> **Required work**
Show each line from the listing that includes the word "cgjoy".

Dataset items:

■ ■ ■ ■ ■

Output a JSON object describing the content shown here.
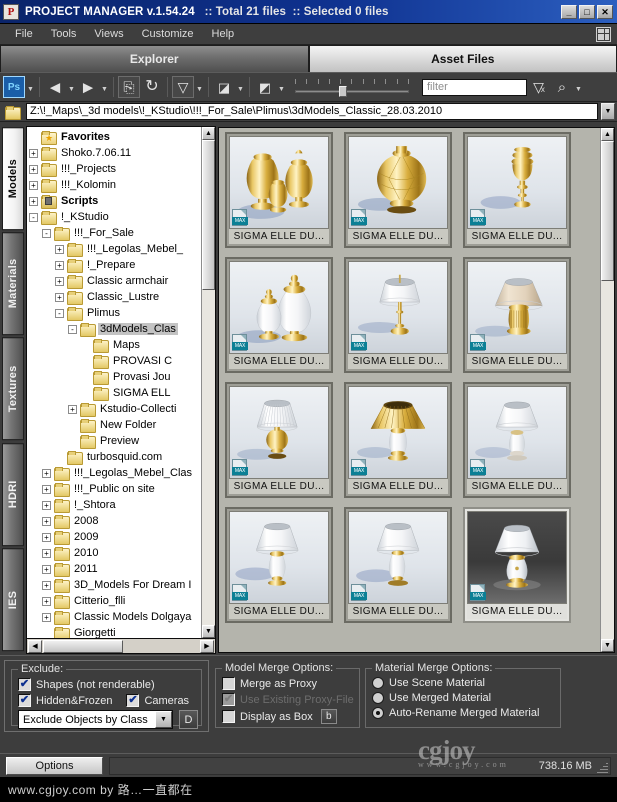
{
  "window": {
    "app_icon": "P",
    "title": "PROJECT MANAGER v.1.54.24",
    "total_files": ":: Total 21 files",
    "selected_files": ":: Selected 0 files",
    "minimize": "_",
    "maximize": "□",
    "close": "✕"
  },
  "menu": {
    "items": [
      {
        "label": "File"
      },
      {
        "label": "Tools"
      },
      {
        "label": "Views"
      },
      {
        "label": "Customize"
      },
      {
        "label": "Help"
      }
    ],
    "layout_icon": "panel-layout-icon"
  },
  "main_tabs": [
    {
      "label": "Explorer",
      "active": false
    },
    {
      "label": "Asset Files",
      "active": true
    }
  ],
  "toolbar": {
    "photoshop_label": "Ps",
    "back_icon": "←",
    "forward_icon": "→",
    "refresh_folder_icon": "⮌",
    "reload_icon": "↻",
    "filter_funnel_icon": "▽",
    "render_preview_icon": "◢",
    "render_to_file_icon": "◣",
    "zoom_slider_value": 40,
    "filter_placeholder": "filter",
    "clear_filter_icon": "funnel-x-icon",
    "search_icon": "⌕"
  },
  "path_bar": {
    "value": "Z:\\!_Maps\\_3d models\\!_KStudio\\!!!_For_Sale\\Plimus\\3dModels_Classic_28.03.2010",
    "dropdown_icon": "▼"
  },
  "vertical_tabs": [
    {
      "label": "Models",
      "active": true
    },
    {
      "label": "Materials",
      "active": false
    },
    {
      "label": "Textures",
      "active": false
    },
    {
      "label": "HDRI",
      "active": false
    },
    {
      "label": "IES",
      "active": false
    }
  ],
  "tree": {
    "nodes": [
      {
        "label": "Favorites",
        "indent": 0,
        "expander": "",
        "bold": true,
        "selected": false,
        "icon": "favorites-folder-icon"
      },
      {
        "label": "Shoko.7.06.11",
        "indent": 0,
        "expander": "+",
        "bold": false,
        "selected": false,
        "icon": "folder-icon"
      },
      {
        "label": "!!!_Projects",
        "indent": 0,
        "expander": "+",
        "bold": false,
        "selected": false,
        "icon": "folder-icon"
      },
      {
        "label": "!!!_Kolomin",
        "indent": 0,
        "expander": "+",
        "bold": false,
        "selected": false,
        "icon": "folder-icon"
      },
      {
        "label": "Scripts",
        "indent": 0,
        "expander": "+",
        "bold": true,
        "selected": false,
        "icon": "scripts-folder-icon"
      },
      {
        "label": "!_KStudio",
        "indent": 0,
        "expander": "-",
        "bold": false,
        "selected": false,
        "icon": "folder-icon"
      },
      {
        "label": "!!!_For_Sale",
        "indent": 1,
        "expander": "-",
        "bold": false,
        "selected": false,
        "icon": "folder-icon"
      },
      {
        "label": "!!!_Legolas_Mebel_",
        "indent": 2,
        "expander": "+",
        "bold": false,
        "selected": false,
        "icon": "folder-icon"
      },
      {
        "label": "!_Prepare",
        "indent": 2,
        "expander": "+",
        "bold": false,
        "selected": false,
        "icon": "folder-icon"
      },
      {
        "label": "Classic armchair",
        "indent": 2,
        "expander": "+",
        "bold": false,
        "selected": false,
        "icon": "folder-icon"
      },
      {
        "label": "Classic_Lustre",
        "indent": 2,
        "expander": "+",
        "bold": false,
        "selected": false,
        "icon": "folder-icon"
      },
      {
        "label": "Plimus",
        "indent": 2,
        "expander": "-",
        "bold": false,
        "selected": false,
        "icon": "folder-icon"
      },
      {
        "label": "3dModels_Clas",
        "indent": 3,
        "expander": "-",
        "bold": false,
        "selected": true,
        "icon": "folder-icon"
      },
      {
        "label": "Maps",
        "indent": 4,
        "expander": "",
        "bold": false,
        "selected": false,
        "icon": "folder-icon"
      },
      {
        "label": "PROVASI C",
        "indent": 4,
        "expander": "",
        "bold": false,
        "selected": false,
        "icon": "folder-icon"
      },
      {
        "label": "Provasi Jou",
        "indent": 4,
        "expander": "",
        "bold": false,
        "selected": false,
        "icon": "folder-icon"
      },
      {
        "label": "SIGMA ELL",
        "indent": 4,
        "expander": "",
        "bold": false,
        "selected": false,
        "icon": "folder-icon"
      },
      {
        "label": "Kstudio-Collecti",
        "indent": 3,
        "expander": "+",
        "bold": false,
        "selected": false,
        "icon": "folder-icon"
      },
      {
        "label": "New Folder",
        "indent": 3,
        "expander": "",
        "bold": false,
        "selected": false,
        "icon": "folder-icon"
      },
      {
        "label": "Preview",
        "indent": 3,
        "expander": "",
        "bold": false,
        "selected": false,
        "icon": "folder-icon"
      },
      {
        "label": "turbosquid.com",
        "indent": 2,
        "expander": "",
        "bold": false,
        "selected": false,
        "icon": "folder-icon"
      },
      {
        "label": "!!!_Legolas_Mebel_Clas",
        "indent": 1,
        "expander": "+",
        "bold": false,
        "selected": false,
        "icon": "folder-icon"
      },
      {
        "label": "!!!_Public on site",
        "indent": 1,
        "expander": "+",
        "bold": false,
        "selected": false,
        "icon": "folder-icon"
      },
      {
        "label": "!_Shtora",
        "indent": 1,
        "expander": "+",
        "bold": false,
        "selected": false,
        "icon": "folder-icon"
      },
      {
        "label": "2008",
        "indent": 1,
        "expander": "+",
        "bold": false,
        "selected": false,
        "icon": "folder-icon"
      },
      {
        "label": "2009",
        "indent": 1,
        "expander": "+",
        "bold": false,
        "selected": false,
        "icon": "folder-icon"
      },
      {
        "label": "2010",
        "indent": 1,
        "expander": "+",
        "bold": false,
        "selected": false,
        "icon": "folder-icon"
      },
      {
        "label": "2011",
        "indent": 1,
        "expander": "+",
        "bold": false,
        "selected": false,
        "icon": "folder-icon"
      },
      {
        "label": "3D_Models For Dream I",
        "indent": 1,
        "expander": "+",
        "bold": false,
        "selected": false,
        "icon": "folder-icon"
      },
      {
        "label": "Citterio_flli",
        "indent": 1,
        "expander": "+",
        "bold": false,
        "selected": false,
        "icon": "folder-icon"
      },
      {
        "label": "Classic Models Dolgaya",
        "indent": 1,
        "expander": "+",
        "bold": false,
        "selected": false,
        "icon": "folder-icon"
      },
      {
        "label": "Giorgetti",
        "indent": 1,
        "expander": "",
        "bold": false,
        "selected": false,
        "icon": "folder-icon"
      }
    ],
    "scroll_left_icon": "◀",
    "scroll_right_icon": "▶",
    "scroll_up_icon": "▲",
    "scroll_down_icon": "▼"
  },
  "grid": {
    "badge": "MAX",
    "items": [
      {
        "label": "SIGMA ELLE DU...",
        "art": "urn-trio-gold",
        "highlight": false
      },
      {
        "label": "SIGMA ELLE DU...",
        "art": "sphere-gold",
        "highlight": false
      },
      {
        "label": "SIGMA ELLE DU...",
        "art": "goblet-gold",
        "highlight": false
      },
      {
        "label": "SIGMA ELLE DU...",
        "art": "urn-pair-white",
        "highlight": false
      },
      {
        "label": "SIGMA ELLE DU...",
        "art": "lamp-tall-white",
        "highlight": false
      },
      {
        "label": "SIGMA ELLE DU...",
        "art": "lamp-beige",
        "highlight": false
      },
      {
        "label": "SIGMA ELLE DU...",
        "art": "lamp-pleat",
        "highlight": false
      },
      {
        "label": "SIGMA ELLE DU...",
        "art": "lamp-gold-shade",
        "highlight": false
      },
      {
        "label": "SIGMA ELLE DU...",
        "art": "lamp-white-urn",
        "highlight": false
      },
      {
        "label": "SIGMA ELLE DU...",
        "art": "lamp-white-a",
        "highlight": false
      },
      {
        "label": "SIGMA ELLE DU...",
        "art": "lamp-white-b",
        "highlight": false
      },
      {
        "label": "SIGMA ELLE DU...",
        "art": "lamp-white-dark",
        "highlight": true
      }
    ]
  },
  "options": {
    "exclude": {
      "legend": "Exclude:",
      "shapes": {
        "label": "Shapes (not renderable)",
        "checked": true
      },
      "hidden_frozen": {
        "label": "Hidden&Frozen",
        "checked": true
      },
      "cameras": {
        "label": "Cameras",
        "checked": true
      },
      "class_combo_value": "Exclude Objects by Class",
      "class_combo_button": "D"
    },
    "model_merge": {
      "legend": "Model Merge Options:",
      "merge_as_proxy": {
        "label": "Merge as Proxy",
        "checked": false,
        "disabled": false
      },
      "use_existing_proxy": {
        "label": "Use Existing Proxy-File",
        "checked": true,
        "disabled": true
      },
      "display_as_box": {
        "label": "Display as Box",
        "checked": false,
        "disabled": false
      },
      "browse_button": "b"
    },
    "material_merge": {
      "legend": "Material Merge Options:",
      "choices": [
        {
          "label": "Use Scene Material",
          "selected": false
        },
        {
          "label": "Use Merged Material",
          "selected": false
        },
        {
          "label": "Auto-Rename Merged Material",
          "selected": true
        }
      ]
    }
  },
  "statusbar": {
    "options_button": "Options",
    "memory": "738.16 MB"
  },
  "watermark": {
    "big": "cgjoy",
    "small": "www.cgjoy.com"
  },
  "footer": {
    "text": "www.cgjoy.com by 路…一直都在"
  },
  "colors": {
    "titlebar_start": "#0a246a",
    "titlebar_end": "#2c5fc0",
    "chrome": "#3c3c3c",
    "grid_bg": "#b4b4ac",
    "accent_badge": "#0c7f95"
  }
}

■ ■ ■ ■ ■

> **Right answer**
    "big": "cgjoy",
    "small": "www.cgjoy.com"
    "text": "www.cgjoy.com by 路…一直都在"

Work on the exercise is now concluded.